## [INFORMATION SHOWN]
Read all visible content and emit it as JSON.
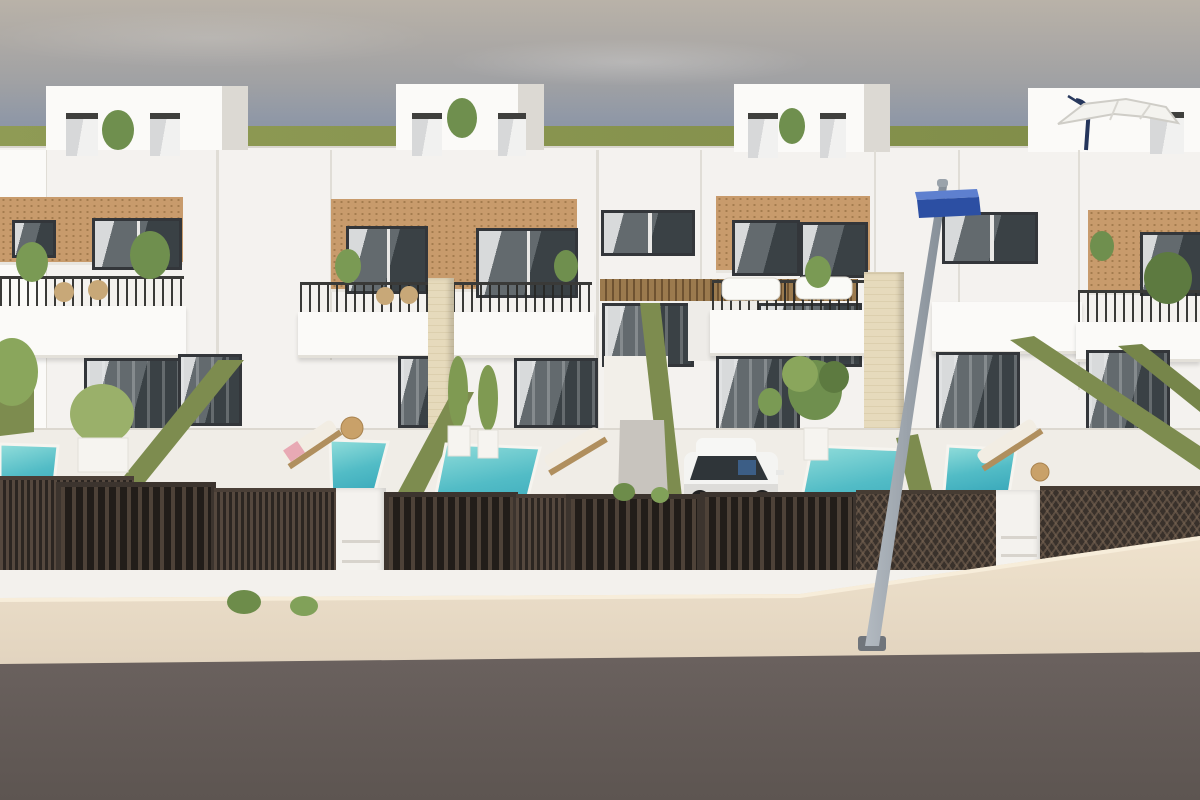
{
  "meta": {
    "domain": "Natural-Image",
    "image_type": "3d-architectural-render",
    "description": "3D architectural rendering, street view of a row of four modern two-storey white Mediterranean townhouses with rooftop penthouses, tan brick accent facades, balconies with dark railings, green privacy hedges, private turquoise plunge pools, wooden sun loungers, dark slatted street fences and gates, a white SUV parked in a driveway, a grey street lamp with a blue sign, a beige sidewalk and a grey asphalt road in the foreground.",
    "visible_text": "none"
  },
  "palette": {
    "sky_top": "#b9b2a8",
    "sky_mid": "#a0a1a4",
    "sky_low": "#8e97a6",
    "grass": "#8f9b55",
    "grass_dark": "#7f8c48",
    "wall": "#f4f2ef",
    "wall_bright": "#fbfaf8",
    "wall_shade": "#e6e3dd",
    "seam": "#e0ddd6",
    "terrace": "#f0ede7",
    "base_wall": "#f3f1ed",
    "brick": "#c89b6c",
    "brick_dot": "#a47c4e",
    "cream": "#e6dabc",
    "frame": "#33363a",
    "glass_a": "#636a6e",
    "glass_b": "#3a4145",
    "glass_light": "#d8dadb",
    "hedge": "#7d8c4f",
    "hedge_dark": "#66753f",
    "pool_a": "#93dedb",
    "pool_b": "#3aa9bb",
    "fence_slat": "#55483e",
    "fence_gap": "#2b2521",
    "gate_frame": "#3c342e",
    "pillar": "#f4f2ee",
    "sidewalk_a": "#efe2cd",
    "sidewalk_b": "#e2d4bf",
    "sidewalk_lip": "#f7edda",
    "road_a": "#6c6360",
    "road_b": "#5d5551",
    "pole_a": "#b3bac1",
    "pole_b": "#848d96",
    "sign": "#2c4fa3",
    "sign_top": "#5e80cf",
    "wood": "#c9a169",
    "wood_dark": "#a9834f",
    "cushion": "#f2ede3",
    "towel": "#e8a9b4",
    "car": "#f4f4f2",
    "car_shade": "#dddcd9",
    "car_glass": "#2f3539",
    "plant": "#6f8f4e",
    "plant_light": "#8aa65c",
    "plant_dark": "#55703c",
    "canopy_a": "#9b7a4e",
    "canopy_b": "#6e5231",
    "walkway_strip": "#c8c4be"
  },
  "scene": {
    "sky": {
      "type": "hazy overcast gradient",
      "clouds": "faint streaks"
    },
    "horizon": {
      "type": "flat green field band"
    },
    "villas": [
      {
        "id": 1,
        "position": "left",
        "floors": 2,
        "penthouse": true,
        "brick_accent": true,
        "balcony": "dark railing, rattan chairs, potted plants",
        "pool": "corner plunge pool",
        "lounger": "wooden lounger with pink towel"
      },
      {
        "id": 2,
        "position": "center-left",
        "floors": 2,
        "penthouse": true,
        "brick_accent": true,
        "balcony": "dark railing with planters",
        "pool": "two plunge pools on terrace",
        "lounger": "wooden lounger with white cushion"
      },
      {
        "id": 3,
        "position": "center-right",
        "floors": 2,
        "penthouse": true,
        "brick_accent": true,
        "balcony": "white outdoor sofas and plant",
        "pool": "plunge pool beside driveway",
        "driveway": "white SUV behind slatted gate"
      },
      {
        "id": 4,
        "position": "right",
        "floors": 2,
        "penthouse": true,
        "brick_accent": true,
        "balcony": "dark railing",
        "pool": "plunge pool",
        "lounger": "wooden lounger",
        "roof_parasol": "white cantilever parasol"
      }
    ],
    "central_passage": {
      "canopy": "wood slats",
      "doors": "black-framed glass",
      "walkway": "light path to street gate"
    },
    "pools": {
      "count": 5,
      "color": "turquoise"
    },
    "loungers": {
      "count": 3
    },
    "street": {
      "fences": "dark brown slatted fences and gates, some with diagonal lattice",
      "mailbox_pillars": 2,
      "lamppost": {
        "pole": "grey, leaning",
        "sign": "blue rectangular box sign"
      },
      "sidewalk": "beige pavement strip",
      "road": "dark warm-grey asphalt"
    },
    "vehicle": {
      "type": "SUV",
      "color": "white",
      "location": "driveway of villa 3"
    },
    "vegetation": [
      "rooftop potted plants",
      "balcony plants",
      "tall grass planters",
      "palm by passage",
      "green hedge walls",
      "small shrub tufts by street"
    ]
  }
}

## [TASK DETAILS]
Please write out all the data again word for word, but not the pictures.

## [TASK OUTPUT]
Read all visible content and emit it as JSON.
{
  "meta": {
    "domain": "Natural-Image",
    "image_type": "3d-architectural-render",
    "description": "3D architectural rendering, street view of a row of four modern two-storey white Mediterranean townhouses with rooftop penthouses, tan brick accent facades, balconies with dark railings, green privacy hedges, private turquoise plunge pools, wooden sun loungers, dark slatted street fences and gates, a white SUV parked in a driveway, a grey street lamp with a blue sign, a beige sidewalk and a grey asphalt road in the foreground.",
    "visible_text": "none"
  },
  "palette": {
    "sky_top": "#b9b2a8",
    "sky_mid": "#a0a1a4",
    "sky_low": "#8e97a6",
    "grass": "#8f9b55",
    "grass_dark": "#7f8c48",
    "wall": "#f4f2ef",
    "wall_bright": "#fbfaf8",
    "wall_shade": "#e6e3dd",
    "seam": "#e0ddd6",
    "terrace": "#f0ede7",
    "base_wall": "#f3f1ed",
    "brick": "#c89b6c",
    "brick_dot": "#a47c4e",
    "cream": "#e6dabc",
    "frame": "#33363a",
    "glass_a": "#636a6e",
    "glass_b": "#3a4145",
    "glass_light": "#d8dadb",
    "hedge": "#7d8c4f",
    "hedge_dark": "#66753f",
    "pool_a": "#93dedb",
    "pool_b": "#3aa9bb",
    "fence_slat": "#55483e",
    "fence_gap": "#2b2521",
    "gate_frame": "#3c342e",
    "pillar": "#f4f2ee",
    "sidewalk_a": "#efe2cd",
    "sidewalk_b": "#e2d4bf",
    "sidewalk_lip": "#f7edda",
    "road_a": "#6c6360",
    "road_b": "#5d5551",
    "pole_a": "#b3bac1",
    "pole_b": "#848d96",
    "sign": "#2c4fa3",
    "sign_top": "#5e80cf",
    "wood": "#c9a169",
    "wood_dark": "#a9834f",
    "cushion": "#f2ede3",
    "towel": "#e8a9b4",
    "car": "#f4f4f2",
    "car_shade": "#dddcd9",
    "car_glass": "#2f3539",
    "plant": "#6f8f4e",
    "plant_light": "#8aa65c",
    "plant_dark": "#55703c",
    "canopy_a": "#9b7a4e",
    "canopy_b": "#6e5231",
    "walkway_strip": "#c8c4be"
  },
  "scene": {
    "sky": {
      "type": "hazy overcast gradient",
      "clouds": "faint streaks"
    },
    "horizon": {
      "type": "flat green field band"
    },
    "villas": [
      {
        "id": 1,
        "position": "left",
        "floors": 2,
        "penthouse": true,
        "brick_accent": true,
        "balcony": "dark railing, rattan chairs, potted plants",
        "pool": "corner plunge pool",
        "lounger": "wooden lounger with pink towel"
      },
      {
        "id": 2,
        "position": "center-left",
        "floors": 2,
        "penthouse": true,
        "brick_accent": true,
        "balcony": "dark railing with planters",
        "pool": "two plunge pools on terrace",
        "lounger": "wooden lounger with white cushion"
      },
      {
        "id": 3,
        "position": "center-right",
        "floors": 2,
        "penthouse": true,
        "brick_accent": true,
        "balcony": "white outdoor sofas and plant",
        "pool": "plunge pool beside driveway",
        "driveway": "white SUV behind slatted gate"
      },
      {
        "id": 4,
        "position": "right",
        "floors": 2,
        "penthouse": true,
        "brick_accent": true,
        "balcony": "dark railing",
        "pool": "plunge pool",
        "lounger": "wooden lounger",
        "roof_parasol": "white cantilever parasol"
      }
    ],
    "central_passage": {
      "canopy": "wood slats",
      "doors": "black-framed glass",
      "walkway": "light path to street gate"
    },
    "pools": {
      "count": 5,
      "color": "turquoise"
    },
    "loungers": {
      "count": 3
    },
    "street": {
      "fences": "dark brown slatted fences and gates, some with diagonal lattice",
      "mailbox_pillars": 2,
      "lamppost": {
        "pole": "grey, leaning",
        "sign": "blue rectangular box sign"
      },
      "sidewalk": "beige pavement strip",
      "road": "dark warm-grey asphalt"
    },
    "vehicle": {
      "type": "SUV",
      "color": "white",
      "location": "driveway of villa 3"
    },
    "vegetation": [
      "rooftop potted plants",
      "balcony plants",
      "tall grass planters",
      "palm by passage",
      "green hedge walls",
      "small shrub tufts by street"
    ]
  }
}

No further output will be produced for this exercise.